-- Task objective --
Write out every record below exactly as it appears.
>> BEGIN Source material
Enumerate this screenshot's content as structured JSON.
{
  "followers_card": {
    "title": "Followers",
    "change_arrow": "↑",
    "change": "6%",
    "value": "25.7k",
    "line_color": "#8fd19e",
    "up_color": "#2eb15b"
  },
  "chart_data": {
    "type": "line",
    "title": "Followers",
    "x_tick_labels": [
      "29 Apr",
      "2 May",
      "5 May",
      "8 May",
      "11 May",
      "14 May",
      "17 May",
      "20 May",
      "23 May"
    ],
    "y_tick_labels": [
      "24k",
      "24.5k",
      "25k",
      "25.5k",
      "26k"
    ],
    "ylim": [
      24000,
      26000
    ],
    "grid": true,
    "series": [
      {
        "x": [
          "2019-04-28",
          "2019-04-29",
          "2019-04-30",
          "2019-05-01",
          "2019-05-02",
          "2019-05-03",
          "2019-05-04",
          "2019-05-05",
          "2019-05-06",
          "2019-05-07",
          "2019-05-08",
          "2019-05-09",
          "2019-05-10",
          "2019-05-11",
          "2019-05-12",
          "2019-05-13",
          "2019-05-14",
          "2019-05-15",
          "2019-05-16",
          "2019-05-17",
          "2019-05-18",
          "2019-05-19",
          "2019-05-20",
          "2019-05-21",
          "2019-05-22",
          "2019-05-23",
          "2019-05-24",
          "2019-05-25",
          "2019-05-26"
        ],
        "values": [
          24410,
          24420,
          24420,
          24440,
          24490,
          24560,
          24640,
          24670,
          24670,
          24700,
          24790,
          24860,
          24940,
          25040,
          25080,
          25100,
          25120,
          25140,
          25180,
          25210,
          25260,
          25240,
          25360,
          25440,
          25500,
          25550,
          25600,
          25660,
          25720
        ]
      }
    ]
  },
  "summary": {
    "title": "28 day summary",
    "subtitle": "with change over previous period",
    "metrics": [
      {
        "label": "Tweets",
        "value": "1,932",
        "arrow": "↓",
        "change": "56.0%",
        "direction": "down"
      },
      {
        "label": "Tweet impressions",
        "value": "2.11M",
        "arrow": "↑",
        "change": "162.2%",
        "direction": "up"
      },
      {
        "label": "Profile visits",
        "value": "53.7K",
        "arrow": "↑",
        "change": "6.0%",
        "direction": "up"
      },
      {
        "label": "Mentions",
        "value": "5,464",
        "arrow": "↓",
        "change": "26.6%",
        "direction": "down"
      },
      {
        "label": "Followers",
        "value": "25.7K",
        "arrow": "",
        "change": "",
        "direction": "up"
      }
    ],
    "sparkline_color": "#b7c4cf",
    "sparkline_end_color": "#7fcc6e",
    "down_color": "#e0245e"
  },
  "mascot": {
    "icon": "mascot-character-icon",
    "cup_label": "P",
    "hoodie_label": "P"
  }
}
>> END Source material
-- Complete output --
Enumerate this screenshot's content as structured JSON.
{
  "followers_card": {
    "title": "Followers",
    "change_arrow": "↑",
    "change": "6%",
    "value": "25.7k",
    "line_color": "#8fd19e",
    "up_color": "#2eb15b"
  },
  "chart_data": {
    "type": "line",
    "title": "Followers",
    "x_tick_labels": [
      "29 Apr",
      "2 May",
      "5 May",
      "8 May",
      "11 May",
      "14 May",
      "17 May",
      "20 May",
      "23 May"
    ],
    "y_tick_labels": [
      "24k",
      "24.5k",
      "25k",
      "25.5k",
      "26k"
    ],
    "ylim": [
      24000,
      26000
    ],
    "grid": true,
    "series": [
      {
        "x": [
          "2019-04-28",
          "2019-04-29",
          "2019-04-30",
          "2019-05-01",
          "2019-05-02",
          "2019-05-03",
          "2019-05-04",
          "2019-05-05",
          "2019-05-06",
          "2019-05-07",
          "2019-05-08",
          "2019-05-09",
          "2019-05-10",
          "2019-05-11",
          "2019-05-12",
          "2019-05-13",
          "2019-05-14",
          "2019-05-15",
          "2019-05-16",
          "2019-05-17",
          "2019-05-18",
          "2019-05-19",
          "2019-05-20",
          "2019-05-21",
          "2019-05-22",
          "2019-05-23",
          "2019-05-24",
          "2019-05-25",
          "2019-05-26"
        ],
        "values": [
          24410,
          24420,
          24420,
          24440,
          24490,
          24560,
          24640,
          24670,
          24670,
          24700,
          24790,
          24860,
          24940,
          25040,
          25080,
          25100,
          25120,
          25140,
          25180,
          25210,
          25260,
          25240,
          25360,
          25440,
          25500,
          25550,
          25600,
          25660,
          25720
        ]
      }
    ]
  },
  "summary": {
    "title": "28 day summary",
    "subtitle": "with change over previous period",
    "metrics": [
      {
        "label": "Tweets",
        "value": "1,932",
        "arrow": "↓",
        "change": "56.0%",
        "direction": "down"
      },
      {
        "label": "Tweet impressions",
        "value": "2.11M",
        "arrow": "↑",
        "change": "162.2%",
        "direction": "up"
      },
      {
        "label": "Profile visits",
        "value": "53.7K",
        "arrow": "↑",
        "change": "6.0%",
        "direction": "up"
      },
      {
        "label": "Mentions",
        "value": "5,464",
        "arrow": "↓",
        "change": "26.6%",
        "direction": "down"
      },
      {
        "label": "Followers",
        "value": "25.7K",
        "arrow": "",
        "change": "",
        "direction": "up"
      }
    ],
    "sparkline_color": "#b7c4cf",
    "sparkline_end_color": "#7fcc6e",
    "down_color": "#e0245e"
  },
  "mascot": {
    "icon": "mascot-character-icon",
    "cup_label": "P",
    "hoodie_label": "P"
  }
}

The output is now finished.